Count the lines in the records below that contain the word "Specifications", and reply with only that number.

Data entries:
=======

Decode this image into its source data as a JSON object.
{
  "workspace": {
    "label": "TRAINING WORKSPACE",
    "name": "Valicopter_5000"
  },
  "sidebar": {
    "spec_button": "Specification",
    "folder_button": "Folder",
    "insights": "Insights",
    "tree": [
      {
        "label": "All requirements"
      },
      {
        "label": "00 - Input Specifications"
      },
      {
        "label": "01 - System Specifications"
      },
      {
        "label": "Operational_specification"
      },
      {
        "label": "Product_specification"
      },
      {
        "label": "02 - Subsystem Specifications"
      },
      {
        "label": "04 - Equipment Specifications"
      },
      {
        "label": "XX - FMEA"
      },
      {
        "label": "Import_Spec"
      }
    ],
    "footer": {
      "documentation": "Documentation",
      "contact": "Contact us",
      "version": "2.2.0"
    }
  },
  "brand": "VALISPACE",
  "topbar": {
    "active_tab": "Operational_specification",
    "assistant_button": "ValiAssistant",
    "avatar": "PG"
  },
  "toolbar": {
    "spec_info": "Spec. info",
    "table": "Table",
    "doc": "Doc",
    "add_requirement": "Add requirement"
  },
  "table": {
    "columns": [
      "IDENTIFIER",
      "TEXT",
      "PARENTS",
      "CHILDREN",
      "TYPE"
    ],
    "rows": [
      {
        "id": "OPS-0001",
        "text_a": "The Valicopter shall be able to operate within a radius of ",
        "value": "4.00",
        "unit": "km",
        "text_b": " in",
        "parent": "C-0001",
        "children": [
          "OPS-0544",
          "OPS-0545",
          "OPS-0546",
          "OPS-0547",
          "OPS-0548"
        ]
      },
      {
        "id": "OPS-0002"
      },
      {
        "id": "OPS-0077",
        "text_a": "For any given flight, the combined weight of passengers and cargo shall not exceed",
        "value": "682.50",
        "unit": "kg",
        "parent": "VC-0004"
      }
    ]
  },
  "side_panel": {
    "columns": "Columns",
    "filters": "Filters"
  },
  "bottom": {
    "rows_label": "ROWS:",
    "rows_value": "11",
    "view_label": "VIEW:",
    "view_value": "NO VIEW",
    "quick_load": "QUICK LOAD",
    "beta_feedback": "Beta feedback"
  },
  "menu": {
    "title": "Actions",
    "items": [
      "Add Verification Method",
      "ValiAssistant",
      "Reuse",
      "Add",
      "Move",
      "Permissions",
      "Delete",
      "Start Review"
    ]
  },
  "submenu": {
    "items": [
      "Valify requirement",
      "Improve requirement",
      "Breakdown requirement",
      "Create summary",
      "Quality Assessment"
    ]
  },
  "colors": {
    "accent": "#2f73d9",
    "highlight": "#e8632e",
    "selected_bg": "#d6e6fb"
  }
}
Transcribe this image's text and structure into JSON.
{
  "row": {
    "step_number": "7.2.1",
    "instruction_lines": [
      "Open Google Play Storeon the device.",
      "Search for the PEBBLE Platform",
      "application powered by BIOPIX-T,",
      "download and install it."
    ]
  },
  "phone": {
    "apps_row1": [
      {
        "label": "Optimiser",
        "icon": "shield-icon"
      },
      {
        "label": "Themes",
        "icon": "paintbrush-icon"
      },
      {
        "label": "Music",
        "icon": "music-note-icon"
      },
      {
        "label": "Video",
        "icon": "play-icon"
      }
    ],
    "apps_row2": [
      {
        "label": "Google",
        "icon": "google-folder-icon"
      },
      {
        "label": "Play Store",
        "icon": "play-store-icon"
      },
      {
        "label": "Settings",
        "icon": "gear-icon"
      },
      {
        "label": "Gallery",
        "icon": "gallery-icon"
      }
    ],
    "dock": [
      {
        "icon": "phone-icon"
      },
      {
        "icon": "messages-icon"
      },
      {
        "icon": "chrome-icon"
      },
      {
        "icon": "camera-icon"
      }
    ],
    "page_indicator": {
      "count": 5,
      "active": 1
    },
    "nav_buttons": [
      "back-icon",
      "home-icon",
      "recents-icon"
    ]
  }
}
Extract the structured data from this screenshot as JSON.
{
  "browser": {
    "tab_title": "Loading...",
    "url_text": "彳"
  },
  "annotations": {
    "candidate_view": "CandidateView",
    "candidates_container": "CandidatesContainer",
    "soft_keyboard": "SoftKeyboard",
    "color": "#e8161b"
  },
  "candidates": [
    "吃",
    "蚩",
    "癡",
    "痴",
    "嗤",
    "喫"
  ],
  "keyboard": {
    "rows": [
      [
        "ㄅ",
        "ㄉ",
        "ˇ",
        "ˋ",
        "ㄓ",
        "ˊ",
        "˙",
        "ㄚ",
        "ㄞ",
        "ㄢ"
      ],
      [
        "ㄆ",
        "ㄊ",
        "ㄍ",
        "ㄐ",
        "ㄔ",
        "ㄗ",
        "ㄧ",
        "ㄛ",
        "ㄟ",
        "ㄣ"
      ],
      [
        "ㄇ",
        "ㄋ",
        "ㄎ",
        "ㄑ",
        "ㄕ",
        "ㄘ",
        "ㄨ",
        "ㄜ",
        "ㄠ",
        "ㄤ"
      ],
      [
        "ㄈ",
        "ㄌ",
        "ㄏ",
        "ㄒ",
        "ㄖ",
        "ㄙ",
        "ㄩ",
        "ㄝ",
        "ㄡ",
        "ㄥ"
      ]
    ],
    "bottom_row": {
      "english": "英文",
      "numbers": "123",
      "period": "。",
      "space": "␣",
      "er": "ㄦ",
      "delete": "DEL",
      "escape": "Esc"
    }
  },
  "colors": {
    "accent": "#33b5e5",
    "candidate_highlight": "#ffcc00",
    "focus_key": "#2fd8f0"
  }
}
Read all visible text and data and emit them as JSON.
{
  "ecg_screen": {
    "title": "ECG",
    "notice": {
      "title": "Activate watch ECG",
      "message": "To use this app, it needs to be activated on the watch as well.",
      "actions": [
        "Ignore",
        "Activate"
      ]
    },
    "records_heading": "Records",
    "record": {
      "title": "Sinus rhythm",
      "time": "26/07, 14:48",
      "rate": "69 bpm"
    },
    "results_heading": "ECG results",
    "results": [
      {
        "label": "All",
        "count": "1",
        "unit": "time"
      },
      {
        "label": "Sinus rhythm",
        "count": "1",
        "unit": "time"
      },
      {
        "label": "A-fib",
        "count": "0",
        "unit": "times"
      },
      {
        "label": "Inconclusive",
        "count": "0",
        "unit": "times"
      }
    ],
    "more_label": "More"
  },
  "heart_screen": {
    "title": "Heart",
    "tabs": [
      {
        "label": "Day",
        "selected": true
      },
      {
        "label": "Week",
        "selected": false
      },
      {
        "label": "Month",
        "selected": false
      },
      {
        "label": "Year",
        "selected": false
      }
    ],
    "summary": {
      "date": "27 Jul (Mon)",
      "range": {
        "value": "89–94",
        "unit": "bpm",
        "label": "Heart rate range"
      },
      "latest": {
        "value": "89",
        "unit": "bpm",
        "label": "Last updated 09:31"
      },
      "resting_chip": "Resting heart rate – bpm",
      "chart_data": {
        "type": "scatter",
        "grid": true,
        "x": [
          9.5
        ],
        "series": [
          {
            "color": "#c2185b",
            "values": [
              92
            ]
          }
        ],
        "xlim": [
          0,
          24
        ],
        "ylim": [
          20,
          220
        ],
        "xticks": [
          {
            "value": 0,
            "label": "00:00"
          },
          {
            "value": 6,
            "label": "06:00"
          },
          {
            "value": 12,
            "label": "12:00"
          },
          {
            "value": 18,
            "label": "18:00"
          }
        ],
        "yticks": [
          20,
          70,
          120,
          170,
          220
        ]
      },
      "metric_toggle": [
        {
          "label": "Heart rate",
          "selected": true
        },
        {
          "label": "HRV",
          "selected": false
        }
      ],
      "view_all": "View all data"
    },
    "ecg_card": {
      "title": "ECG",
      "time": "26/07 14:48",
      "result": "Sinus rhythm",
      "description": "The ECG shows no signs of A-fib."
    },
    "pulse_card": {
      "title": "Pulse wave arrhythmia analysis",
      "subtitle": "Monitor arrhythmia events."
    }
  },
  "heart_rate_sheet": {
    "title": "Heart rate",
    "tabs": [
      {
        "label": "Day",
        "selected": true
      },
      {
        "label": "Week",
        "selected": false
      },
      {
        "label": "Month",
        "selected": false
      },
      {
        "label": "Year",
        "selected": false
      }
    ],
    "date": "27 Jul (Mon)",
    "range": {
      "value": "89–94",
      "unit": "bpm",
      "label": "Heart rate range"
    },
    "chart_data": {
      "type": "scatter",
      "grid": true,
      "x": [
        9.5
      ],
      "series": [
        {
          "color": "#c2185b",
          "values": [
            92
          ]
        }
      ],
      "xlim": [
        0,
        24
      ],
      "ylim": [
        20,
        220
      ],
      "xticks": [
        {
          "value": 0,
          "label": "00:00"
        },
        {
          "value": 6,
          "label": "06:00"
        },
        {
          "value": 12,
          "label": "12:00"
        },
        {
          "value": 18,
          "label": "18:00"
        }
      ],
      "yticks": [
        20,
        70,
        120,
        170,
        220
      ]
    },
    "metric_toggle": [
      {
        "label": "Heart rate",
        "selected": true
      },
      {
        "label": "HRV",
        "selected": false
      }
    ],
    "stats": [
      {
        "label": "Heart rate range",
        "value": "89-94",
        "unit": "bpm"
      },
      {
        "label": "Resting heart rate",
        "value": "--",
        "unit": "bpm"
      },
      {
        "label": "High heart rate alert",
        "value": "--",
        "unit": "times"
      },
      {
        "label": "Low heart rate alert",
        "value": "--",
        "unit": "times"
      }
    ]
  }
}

=======

> [REPLY TO THE EXERCISE]: 4